YOUR OBJECTIVE
Answer with one number: how many lines hold "Nouveau".

RECORDS PROVIDED

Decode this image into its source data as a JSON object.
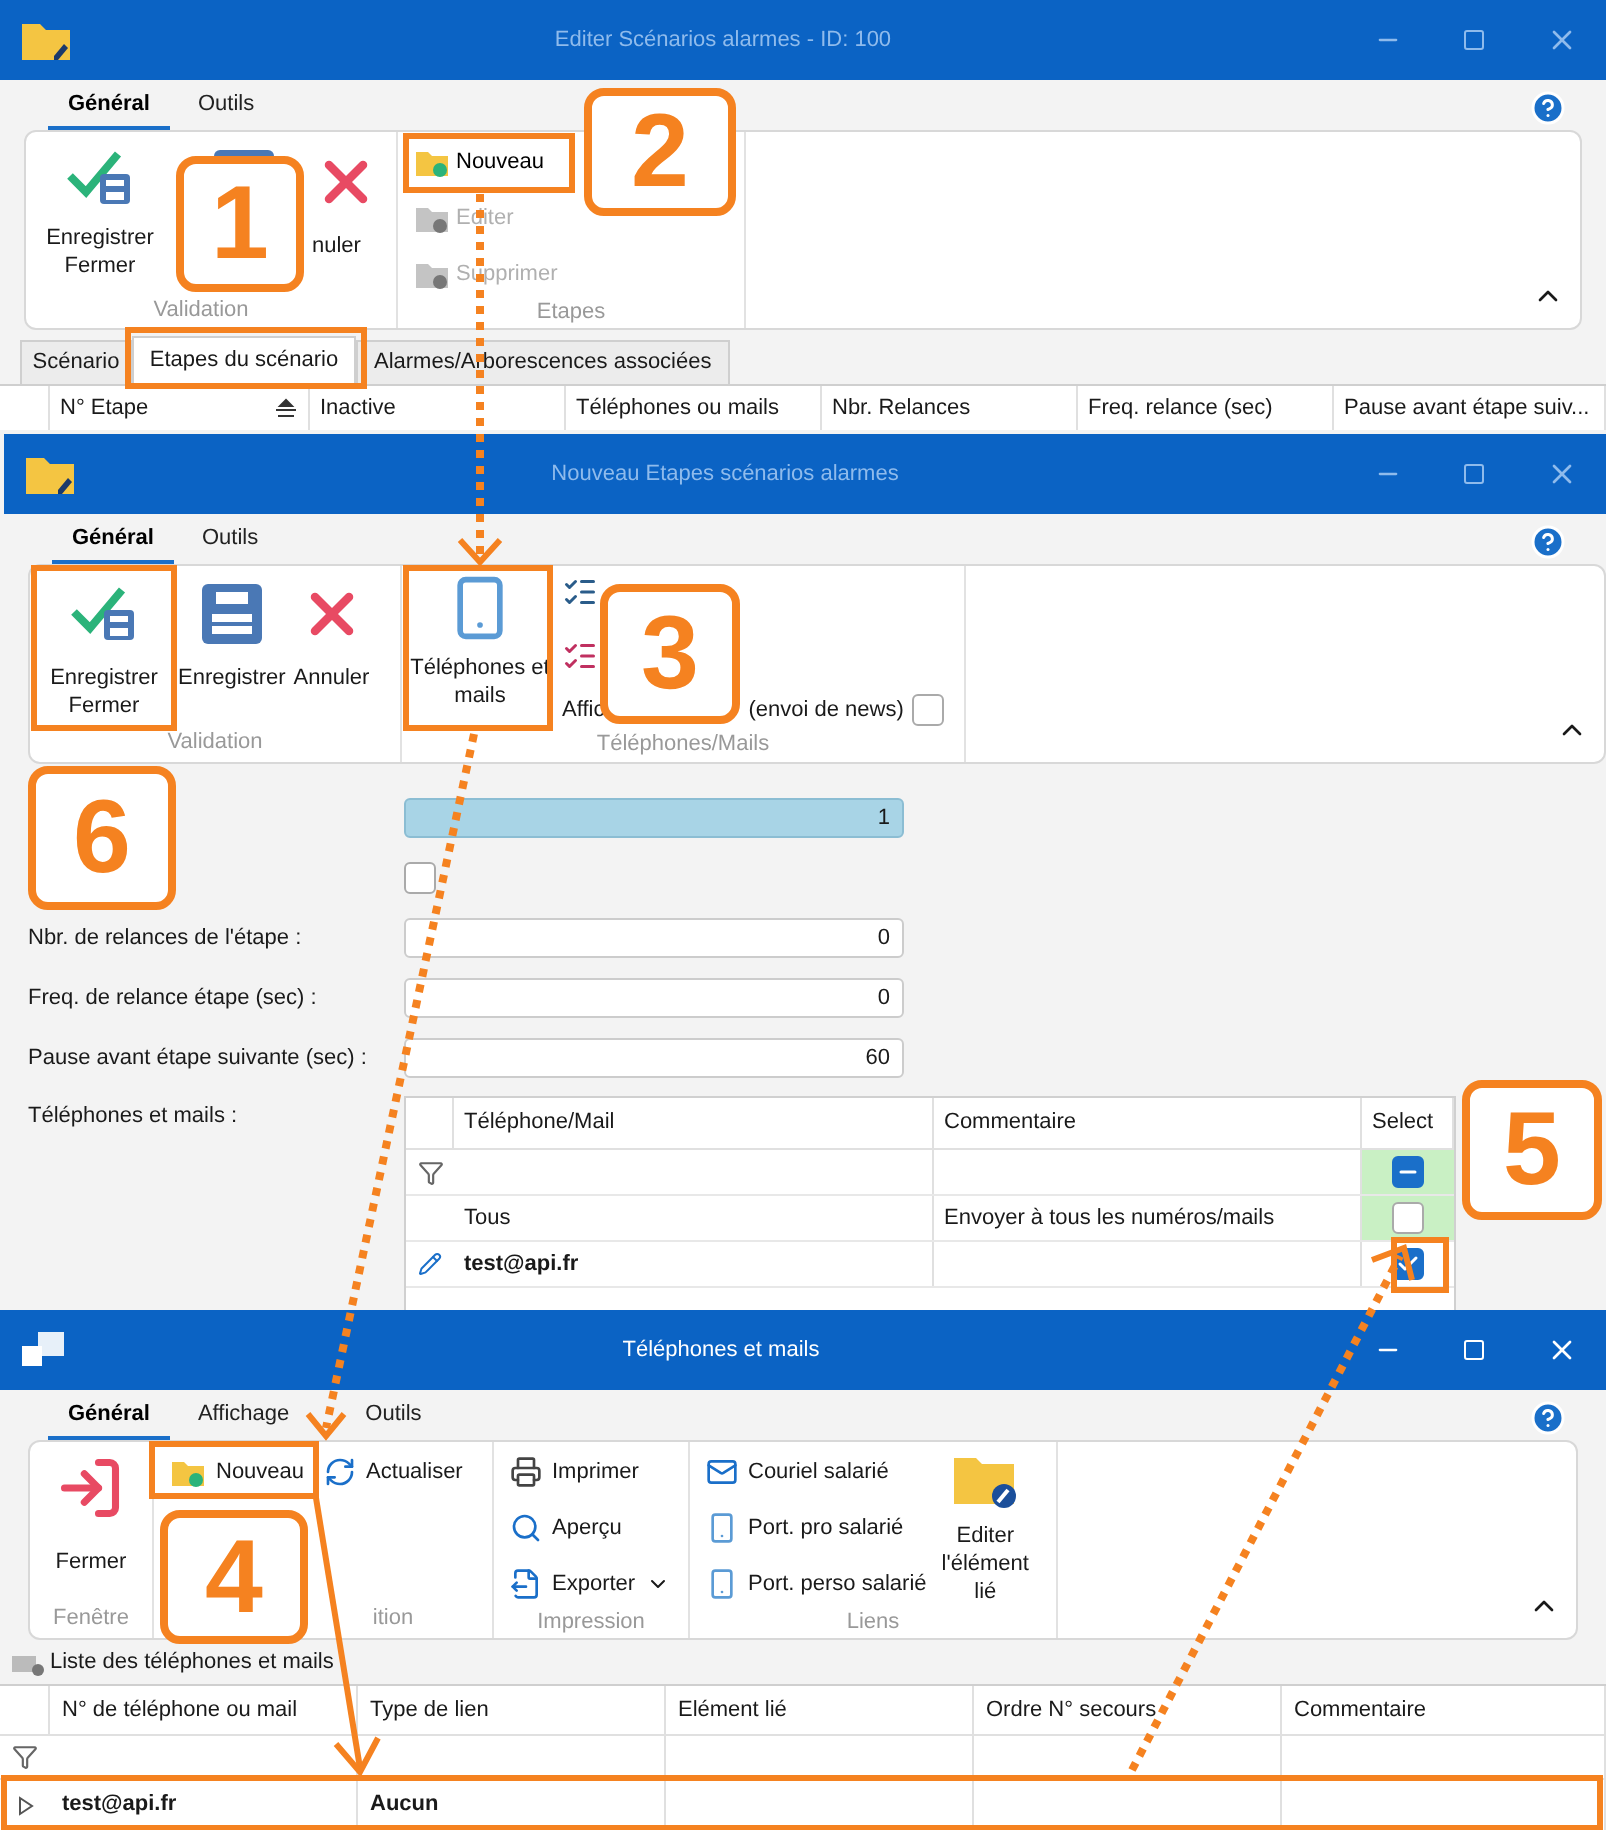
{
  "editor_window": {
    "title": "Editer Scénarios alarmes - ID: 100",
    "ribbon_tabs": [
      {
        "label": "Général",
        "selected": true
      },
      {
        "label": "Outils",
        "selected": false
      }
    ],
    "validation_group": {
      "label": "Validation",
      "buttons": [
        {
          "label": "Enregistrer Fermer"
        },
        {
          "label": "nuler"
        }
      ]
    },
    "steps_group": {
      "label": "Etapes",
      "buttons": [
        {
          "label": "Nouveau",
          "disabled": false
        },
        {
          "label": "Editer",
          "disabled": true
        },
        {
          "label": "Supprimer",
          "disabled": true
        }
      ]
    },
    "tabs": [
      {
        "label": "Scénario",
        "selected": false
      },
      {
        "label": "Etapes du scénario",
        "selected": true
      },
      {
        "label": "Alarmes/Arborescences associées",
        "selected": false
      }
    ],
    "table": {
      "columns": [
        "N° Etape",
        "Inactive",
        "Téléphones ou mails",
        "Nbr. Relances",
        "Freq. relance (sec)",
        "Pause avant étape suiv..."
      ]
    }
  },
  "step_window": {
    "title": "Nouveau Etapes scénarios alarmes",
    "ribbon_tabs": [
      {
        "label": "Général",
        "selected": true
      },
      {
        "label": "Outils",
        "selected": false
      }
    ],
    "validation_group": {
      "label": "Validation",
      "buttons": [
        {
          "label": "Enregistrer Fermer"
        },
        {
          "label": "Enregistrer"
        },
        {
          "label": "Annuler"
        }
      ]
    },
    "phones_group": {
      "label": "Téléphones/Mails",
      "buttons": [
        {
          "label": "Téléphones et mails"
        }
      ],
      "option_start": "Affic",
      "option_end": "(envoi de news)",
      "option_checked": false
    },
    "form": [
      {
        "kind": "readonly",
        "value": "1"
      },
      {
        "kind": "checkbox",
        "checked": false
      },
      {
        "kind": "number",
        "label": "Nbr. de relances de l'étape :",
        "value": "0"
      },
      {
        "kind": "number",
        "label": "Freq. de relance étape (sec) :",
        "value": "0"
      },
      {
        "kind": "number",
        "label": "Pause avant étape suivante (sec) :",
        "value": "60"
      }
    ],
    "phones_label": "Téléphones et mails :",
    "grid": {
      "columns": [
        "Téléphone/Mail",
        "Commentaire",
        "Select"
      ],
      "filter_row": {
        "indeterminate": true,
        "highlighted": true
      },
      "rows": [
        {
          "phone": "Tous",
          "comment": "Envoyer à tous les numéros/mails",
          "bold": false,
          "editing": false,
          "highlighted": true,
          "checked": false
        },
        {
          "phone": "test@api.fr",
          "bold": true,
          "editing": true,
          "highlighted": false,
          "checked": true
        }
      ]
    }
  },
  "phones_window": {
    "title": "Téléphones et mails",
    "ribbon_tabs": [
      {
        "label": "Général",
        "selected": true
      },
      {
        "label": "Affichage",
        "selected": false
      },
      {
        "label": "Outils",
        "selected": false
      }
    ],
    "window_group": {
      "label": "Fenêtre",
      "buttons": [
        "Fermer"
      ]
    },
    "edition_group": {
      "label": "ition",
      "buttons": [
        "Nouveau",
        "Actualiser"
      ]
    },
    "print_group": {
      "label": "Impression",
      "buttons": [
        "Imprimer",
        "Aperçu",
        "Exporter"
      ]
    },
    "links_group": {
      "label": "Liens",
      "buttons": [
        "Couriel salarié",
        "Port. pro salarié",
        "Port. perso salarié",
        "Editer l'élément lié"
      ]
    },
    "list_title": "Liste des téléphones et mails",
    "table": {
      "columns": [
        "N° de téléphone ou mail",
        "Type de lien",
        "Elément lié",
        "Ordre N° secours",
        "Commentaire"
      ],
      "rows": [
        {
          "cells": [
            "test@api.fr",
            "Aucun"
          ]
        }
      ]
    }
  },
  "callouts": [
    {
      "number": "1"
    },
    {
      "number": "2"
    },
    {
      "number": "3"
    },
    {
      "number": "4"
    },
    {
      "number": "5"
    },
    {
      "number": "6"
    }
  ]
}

COMPLETE OUTPUT
3